▸ Required task 1
In the hearing transcript on the labor-conditions bill, list every building material Senator Walsh names in his example of building a house.
▸ Required task 2
Carry on the hearing transcript on the labor-conditions bill from the point where it stops.

▸ Provided text

+--

Now, when the Supreme Court decision came, apparently the administration determined to make an effort to preserve the labor conditions that had been incorporated under the N. R. A. Therefore, this bill was drafted by the Solicitor General and was presented to me as chairman of the Committee on Education and Labor. It ordinarily would have gone to the Finance Committee, but the Finance Committee had so much work that it was impossible to take. I introduced the bill, hearings were held, and the bill written and rewritten and rewritten; because it was necessary to deal with every bureau and every department of the Government to get their different viewpoints, and I am happy to say now, as the bill is written, it practically has unanimous support of every bureau or department that is engaged in the business of purchasing supplies for the Government.

The CHAIRMAN. Senator Walsh, there was a suggestion, I believe, by Mr. Reed when he appeared that there should be two or three amendments. Will you speak on those?

Senator WALSH. Yes; I will be glad to talk about those directly. I want to say just a little about the philosophy of the bill, because that is exceedingly important. Then I am going to speak briefly about the main features of the bill.

If Henry Ford should, tomorrow, announce that in the future whenever he deals with a subcontractor, whenever he purchases supplies, in the management of his great institution, he is going to require certain minimum-labor conditions, he would be hailed as the greatest leader in industry in the world, and he would be recognized as a great philanthropist and the man, perhaps more than any other living human being, who was helping lift up and perpetuate the principles of this bill.

All this bill does is substitute for the word "Henry Ford" the United States Government." If I were contemplating the building of a house tomorrow, and I said to the builder of that house, "Here is the cement. Here is the lumber. Here is the iron. Here is the brick that should be used ", I would say I have specified those and done all I can do. But if I said, "Mr. Contractor, I want to put some provisions in this contract to take care of the human elements. I want to write in there that no man can work more than minimum hours and I want a minimum wage", what would you think of me? Would it not be received with unanimous approval? Mr. Chairman, there are two features in every contract, materials that go into the contract and the human side, and all through these years we have failed to put into our contracts the human element, the invisible item.

Mr. PERKINS. Senator, do you mind an interruption?
Senator WALSH. Not at all.

Mr. PERKINS. Why does the Government have to put the human element into its contracts?

Senator WALSH. It should do it.

Mr. PERKINS. Then do you favor an amendment to this bill as suggested here by someone to that effect?

Senator WALSH. It should do it.

Mr. MICHENER. You want to put section 10 back?

Senator WALSH. Yes. It was modified by the Navy Yard. The reason it was lifted from the bill was because private shipping interests objected to it, because it shifted them from 40 to 36. Now the President will take care of that by his executive order under this bill. Mr. ROBSION. Senator, if you will permit me

Senator WALSH. Yes.

Mr. ROBSION. Some years ago in Congress we helped to pass the Cooper Act excluding convict-made goods in interstate shipment, and the States now are bound by that in their penal institutions. But if I understood you, you are willing to put in this law a provision to permit the United States Government to use its convict-made goods. Now, why shouldn't the same kind of law apply to the Government? Senator WALSH. I have expressed no sentiments. I am not in sympathy with that.

Mr. ROBSION. You are not?

+--

▸ Collected material
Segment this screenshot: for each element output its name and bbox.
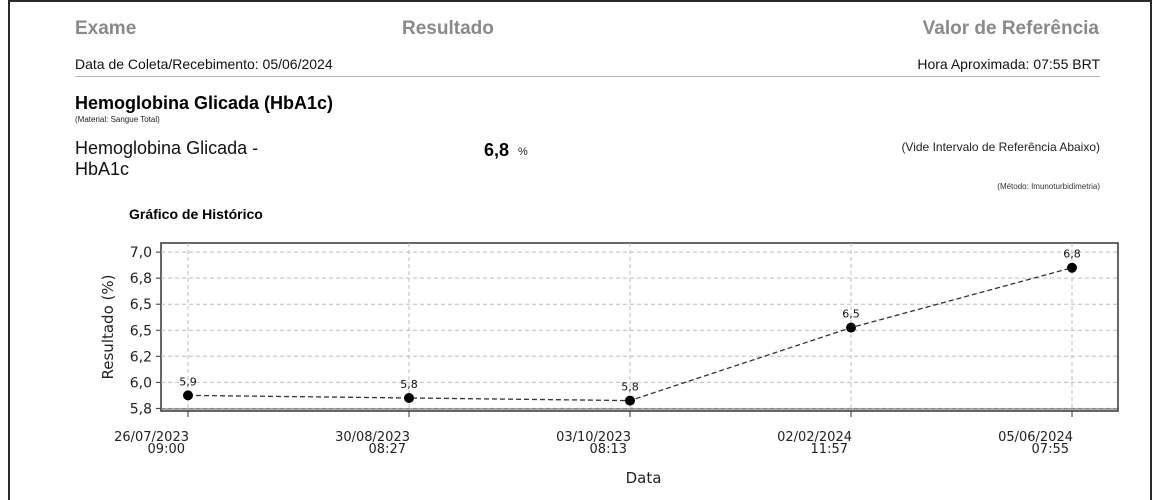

+--

▸ Written answer 1
cement, lumber, iron, brick

▸ Written answer 2
Senator WALSH. No; I am not.

Mr. ROBSION. I am glad to hear that. But that is in this bill, is it not, Senator? That provision is in this bill?

Senator WALSH. There is no provision in this bill-the omission from the bill might be construed to lead to what you say, the fact that there is not a provision in the bill.

I wanted you to think of this bill in terms of injecting the invisible into it; and as Senator Borah said, regardless of N. R. A.-and he is a bitter opponent of N. R. A., a bitter opponent-he says, "I marvel in all these years there has not been a law like this upon the statute books."

It has nothing to do with the N. R. A. We did learn from the N. R. A. that minimum wages and maximum hours were important and helpful. And why have we a maximum hour? Listening to these manufacturers, they would seem to forget what the purpose of the maximum hours is. It is to spread employment during this depression, to stop people being worked 56 hours and 60 hours and 48 hours, and try to get down to 40 hours, so they could employ more people. That is the reason. It was not to hamstring industry. It was not to put industry in a strait-jacket. It was for the purpose of taking care of people who were unemployed and try to obtain employment for them.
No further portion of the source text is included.